◆ PROVIDED ENTRIES:
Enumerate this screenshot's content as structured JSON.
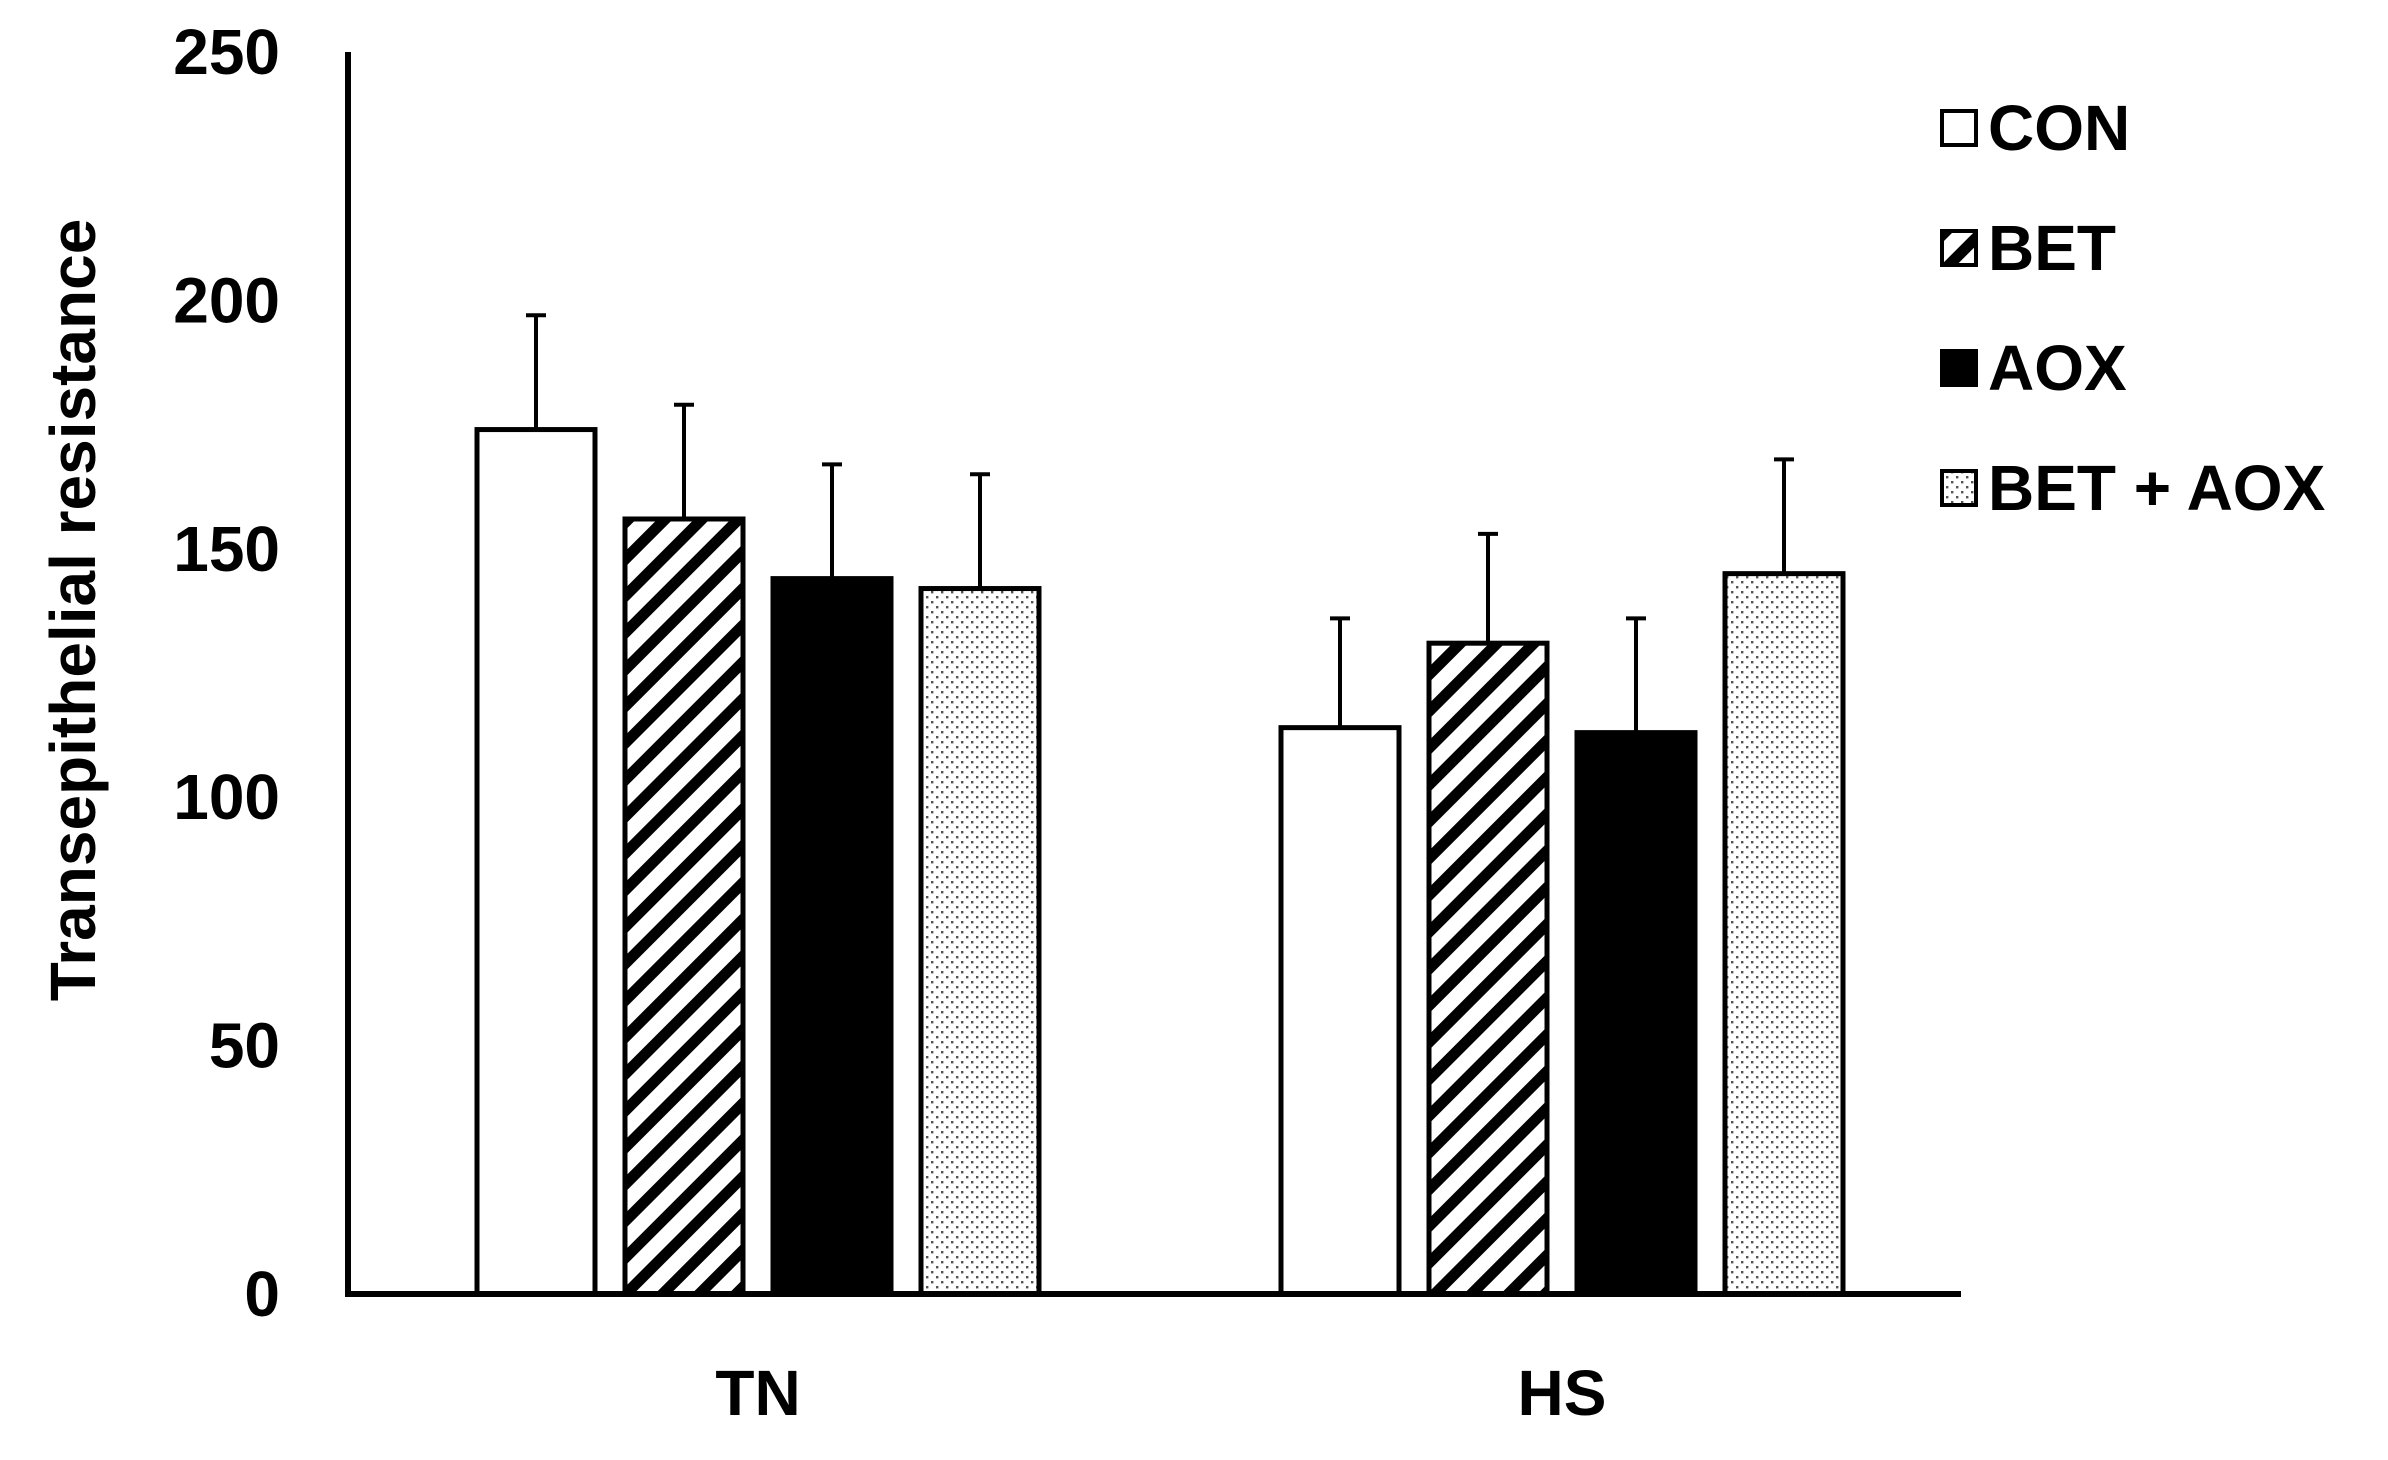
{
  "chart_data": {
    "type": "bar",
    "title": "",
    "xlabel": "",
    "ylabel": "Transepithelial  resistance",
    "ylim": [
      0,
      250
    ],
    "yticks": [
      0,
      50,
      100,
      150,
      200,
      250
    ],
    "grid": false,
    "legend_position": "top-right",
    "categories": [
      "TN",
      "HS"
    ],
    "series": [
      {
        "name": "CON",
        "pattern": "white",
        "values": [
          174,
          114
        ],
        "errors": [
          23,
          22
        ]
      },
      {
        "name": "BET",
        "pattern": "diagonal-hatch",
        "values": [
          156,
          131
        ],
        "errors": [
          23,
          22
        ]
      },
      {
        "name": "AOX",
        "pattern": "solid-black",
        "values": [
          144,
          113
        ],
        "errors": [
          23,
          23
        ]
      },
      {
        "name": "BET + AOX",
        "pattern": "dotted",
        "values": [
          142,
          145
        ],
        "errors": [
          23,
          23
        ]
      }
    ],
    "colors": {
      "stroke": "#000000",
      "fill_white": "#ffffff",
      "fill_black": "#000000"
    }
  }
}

--

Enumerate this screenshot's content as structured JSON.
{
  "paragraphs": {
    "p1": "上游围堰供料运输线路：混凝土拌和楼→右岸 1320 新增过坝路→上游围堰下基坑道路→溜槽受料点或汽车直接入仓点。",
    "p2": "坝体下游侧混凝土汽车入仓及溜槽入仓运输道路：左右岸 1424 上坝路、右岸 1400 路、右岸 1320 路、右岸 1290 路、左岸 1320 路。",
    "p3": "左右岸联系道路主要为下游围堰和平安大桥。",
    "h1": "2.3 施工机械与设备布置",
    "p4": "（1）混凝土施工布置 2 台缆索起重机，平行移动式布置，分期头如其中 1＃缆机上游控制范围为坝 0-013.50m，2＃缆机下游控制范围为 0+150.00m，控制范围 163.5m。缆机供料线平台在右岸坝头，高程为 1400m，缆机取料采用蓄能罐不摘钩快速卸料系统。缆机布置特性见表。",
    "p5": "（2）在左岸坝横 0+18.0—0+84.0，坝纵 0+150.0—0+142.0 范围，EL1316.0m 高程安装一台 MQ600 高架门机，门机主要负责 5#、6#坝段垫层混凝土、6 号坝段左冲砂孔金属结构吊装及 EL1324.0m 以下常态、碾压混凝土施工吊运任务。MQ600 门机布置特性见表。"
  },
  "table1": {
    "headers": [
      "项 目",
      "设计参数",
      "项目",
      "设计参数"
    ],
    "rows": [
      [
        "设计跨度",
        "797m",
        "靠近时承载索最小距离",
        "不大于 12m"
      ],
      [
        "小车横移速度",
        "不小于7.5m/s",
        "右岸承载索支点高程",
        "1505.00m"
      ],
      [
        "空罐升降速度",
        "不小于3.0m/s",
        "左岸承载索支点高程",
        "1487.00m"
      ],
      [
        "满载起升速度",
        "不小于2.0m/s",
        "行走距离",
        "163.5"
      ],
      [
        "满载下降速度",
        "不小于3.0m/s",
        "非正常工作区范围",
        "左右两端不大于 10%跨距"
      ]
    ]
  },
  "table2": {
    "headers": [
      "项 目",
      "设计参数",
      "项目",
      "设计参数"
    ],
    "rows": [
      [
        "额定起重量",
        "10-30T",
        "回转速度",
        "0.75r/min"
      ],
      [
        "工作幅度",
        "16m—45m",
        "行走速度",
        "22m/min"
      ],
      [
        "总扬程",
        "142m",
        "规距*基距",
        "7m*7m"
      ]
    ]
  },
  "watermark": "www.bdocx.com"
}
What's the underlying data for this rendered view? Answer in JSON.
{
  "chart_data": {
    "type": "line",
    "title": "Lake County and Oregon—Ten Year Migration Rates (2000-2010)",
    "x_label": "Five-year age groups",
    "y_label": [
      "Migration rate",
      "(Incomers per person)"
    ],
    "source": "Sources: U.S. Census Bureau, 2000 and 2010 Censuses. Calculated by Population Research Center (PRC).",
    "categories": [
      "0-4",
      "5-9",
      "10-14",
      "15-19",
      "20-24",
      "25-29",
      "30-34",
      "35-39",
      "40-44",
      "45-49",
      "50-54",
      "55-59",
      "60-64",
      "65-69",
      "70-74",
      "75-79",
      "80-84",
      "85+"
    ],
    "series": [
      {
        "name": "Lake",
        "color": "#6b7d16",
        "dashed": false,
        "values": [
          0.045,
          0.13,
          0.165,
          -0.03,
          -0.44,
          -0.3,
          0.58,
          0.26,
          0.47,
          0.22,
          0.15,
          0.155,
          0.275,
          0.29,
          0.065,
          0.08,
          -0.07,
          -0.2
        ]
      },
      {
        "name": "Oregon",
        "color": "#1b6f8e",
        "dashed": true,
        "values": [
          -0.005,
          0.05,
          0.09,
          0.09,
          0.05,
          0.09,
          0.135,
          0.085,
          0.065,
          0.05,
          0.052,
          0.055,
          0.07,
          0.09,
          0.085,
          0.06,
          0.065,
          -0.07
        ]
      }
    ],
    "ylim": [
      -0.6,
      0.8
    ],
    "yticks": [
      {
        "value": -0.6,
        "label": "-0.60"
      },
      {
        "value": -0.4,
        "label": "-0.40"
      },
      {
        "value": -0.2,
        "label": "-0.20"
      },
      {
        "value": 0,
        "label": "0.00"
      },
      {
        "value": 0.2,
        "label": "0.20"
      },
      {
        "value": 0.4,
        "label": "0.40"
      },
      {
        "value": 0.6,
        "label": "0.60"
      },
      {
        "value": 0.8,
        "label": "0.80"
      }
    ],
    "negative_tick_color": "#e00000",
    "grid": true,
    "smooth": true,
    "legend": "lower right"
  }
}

◆ REQUEST: Gather every line from the listing above in which the word "Oregon" appears.

◆ RESULT:
    "title": "Lake County and Oregon—Ten Year Migration Rates (2000-2010)",
        "name": "Oregon",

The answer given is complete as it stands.